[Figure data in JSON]
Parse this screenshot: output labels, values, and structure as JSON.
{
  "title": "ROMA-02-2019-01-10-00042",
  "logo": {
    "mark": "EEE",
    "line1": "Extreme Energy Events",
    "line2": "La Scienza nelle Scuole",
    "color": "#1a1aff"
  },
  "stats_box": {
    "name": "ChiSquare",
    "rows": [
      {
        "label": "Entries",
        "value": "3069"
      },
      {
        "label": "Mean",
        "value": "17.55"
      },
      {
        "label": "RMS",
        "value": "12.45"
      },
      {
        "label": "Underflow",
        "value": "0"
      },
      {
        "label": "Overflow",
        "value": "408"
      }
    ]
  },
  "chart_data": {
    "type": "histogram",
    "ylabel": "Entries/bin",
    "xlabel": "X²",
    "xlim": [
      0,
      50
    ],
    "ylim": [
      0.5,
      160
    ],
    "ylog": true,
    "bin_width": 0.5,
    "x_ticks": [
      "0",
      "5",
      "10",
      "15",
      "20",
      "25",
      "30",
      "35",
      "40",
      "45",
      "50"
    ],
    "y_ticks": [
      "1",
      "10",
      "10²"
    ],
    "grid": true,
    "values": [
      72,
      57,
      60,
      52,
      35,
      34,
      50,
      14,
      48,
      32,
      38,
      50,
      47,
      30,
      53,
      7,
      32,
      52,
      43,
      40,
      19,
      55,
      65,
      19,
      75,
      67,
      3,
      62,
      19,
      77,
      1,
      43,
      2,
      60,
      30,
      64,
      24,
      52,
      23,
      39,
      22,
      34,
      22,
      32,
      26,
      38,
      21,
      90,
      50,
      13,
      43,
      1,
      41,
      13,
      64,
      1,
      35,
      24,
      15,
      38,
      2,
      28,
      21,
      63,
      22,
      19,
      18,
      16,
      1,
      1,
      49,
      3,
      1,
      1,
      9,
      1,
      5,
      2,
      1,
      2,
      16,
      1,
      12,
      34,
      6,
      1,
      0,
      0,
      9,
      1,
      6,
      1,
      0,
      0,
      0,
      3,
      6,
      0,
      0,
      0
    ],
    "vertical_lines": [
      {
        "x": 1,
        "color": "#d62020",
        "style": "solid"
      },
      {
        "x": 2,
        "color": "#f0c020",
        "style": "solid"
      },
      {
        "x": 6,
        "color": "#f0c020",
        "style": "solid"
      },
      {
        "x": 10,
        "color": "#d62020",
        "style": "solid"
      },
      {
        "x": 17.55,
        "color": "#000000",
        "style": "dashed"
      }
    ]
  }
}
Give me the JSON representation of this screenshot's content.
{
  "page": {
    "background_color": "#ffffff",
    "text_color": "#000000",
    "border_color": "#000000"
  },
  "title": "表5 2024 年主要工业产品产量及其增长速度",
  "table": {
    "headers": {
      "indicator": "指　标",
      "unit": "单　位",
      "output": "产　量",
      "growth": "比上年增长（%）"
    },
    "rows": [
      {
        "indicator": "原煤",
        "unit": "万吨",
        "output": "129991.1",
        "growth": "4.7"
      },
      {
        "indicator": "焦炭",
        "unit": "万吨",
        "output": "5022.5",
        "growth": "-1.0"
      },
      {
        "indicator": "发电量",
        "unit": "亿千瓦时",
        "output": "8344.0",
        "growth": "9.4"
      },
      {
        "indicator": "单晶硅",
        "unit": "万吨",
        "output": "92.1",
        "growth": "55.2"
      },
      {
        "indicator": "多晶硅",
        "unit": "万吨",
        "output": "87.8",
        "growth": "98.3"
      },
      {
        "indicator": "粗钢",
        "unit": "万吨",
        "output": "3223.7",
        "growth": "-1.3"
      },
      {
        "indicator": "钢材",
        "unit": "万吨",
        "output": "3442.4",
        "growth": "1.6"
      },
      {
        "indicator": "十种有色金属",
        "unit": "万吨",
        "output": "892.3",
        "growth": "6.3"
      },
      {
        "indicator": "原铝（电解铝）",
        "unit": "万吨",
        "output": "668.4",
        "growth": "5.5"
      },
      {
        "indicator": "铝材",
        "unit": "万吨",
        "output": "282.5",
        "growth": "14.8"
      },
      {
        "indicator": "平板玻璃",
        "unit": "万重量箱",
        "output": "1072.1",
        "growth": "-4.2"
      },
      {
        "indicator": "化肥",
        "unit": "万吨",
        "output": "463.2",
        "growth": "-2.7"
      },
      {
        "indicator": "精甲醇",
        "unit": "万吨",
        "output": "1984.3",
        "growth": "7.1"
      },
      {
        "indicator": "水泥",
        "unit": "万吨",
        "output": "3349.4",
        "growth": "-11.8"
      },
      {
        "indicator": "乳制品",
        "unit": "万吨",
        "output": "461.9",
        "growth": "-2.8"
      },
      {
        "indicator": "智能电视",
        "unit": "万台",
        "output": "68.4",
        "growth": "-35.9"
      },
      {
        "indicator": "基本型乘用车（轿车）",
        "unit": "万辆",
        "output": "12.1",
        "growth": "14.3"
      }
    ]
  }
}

Written instruction
Reproduce the material above without altering a single character.

Exercise response
Parse this screenshot: output labels, values, and structure as JSON.
{
  "title": "ROMA-02-2019-01-10-00042",
  "logo": {
    "mark": "EEE",
    "line1": "Extreme Energy Events",
    "line2": "La Scienza nelle Scuole",
    "color": "#1a1aff"
  },
  "stats_box": {
    "name": "ChiSquare",
    "rows": [
      {
        "label": "Entries",
        "value": "3069"
      },
      {
        "label": "Mean",
        "value": "17.55"
      },
      {
        "label": "RMS",
        "value": "12.45"
      },
      {
        "label": "Underflow",
        "value": "0"
      },
      {
        "label": "Overflow",
        "value": "408"
      }
    ]
  },
  "chart_data": {
    "type": "histogram",
    "ylabel": "Entries/bin",
    "xlabel": "X²",
    "xlim": [
      0,
      50
    ],
    "ylim": [
      0.5,
      160
    ],
    "ylog": true,
    "bin_width": 0.5,
    "x_ticks": [
      "0",
      "5",
      "10",
      "15",
      "20",
      "25",
      "30",
      "35",
      "40",
      "45",
      "50"
    ],
    "y_ticks": [
      "1",
      "10",
      "10²"
    ],
    "grid": true,
    "values": [
      72,
      57,
      60,
      52,
      35,
      34,
      50,
      14,
      48,
      32,
      38,
      50,
      47,
      30,
      53,
      7,
      32,
      52,
      43,
      40,
      19,
      55,
      65,
      19,
      75,
      67,
      3,
      62,
      19,
      77,
      1,
      43,
      2,
      60,
      30,
      64,
      24,
      52,
      23,
      39,
      22,
      34,
      22,
      32,
      26,
      38,
      21,
      90,
      50,
      13,
      43,
      1,
      41,
      13,
      64,
      1,
      35,
      24,
      15,
      38,
      2,
      28,
      21,
      63,
      22,
      19,
      18,
      16,
      1,
      1,
      49,
      3,
      1,
      1,
      9,
      1,
      5,
      2,
      1,
      2,
      16,
      1,
      12,
      34,
      6,
      1,
      0,
      0,
      9,
      1,
      6,
      1,
      0,
      0,
      0,
      3,
      6,
      0,
      0,
      0
    ],
    "vertical_lines": [
      {
        "x": 1,
        "color": "#d62020",
        "style": "solid"
      },
      {
        "x": 2,
        "color": "#f0c020",
        "style": "solid"
      },
      {
        "x": 6,
        "color": "#f0c020",
        "style": "solid"
      },
      {
        "x": 10,
        "color": "#d62020",
        "style": "solid"
      },
      {
        "x": 17.55,
        "color": "#000000",
        "style": "dashed"
      }
    ]
  }
}
Give me the JSON representation of this screenshot's content.
{
  "page": {
    "background_color": "#ffffff",
    "text_color": "#000000",
    "border_color": "#000000"
  },
  "title": "表5 2024 年主要工业产品产量及其增长速度",
  "table": {
    "headers": {
      "indicator": "指　标",
      "unit": "单　位",
      "output": "产　量",
      "growth": "比上年增长（%）"
    },
    "rows": [
      {
        "indicator": "原煤",
        "unit": "万吨",
        "output": "129991.1",
        "growth": "4.7"
      },
      {
        "indicator": "焦炭",
        "unit": "万吨",
        "output": "5022.5",
        "growth": "-1.0"
      },
      {
        "indicator": "发电量",
        "unit": "亿千瓦时",
        "output": "8344.0",
        "growth": "9.4"
      },
      {
        "indicator": "单晶硅",
        "unit": "万吨",
        "output": "92.1",
        "growth": "55.2"
      },
      {
        "indicator": "多晶硅",
        "unit": "万吨",
        "output": "87.8",
        "growth": "98.3"
      },
      {
        "indicator": "粗钢",
        "unit": "万吨",
        "output": "3223.7",
        "growth": "-1.3"
      },
      {
        "indicator": "钢材",
        "unit": "万吨",
        "output": "3442.4",
        "growth": "1.6"
      },
      {
        "indicator": "十种有色金属",
        "unit": "万吨",
        "output": "892.3",
        "growth": "6.3"
      },
      {
        "indicator": "原铝（电解铝）",
        "unit": "万吨",
        "output": "668.4",
        "growth": "5.5"
      },
      {
        "indicator": "铝材",
        "unit": "万吨",
        "output": "282.5",
        "growth": "14.8"
      },
      {
        "indicator": "平板玻璃",
        "unit": "万重量箱",
        "output": "1072.1",
        "growth": "-4.2"
      },
      {
        "indicator": "化肥",
        "unit": "万吨",
        "output": "463.2",
        "growth": "-2.7"
      },
      {
        "indicator": "精甲醇",
        "unit": "万吨",
        "output": "1984.3",
        "growth": "7.1"
      },
      {
        "indicator": "水泥",
        "unit": "万吨",
        "output": "3349.4",
        "growth": "-11.8"
      },
      {
        "indicator": "乳制品",
        "unit": "万吨",
        "output": "461.9",
        "growth": "-2.8"
      },
      {
        "indicator": "智能电视",
        "unit": "万台",
        "output": "68.4",
        "growth": "-35.9"
      },
      {
        "indicator": "基本型乘用车（轿车）",
        "unit": "万辆",
        "output": "12.1",
        "growth": "14.3"
      }
    ]
  }
}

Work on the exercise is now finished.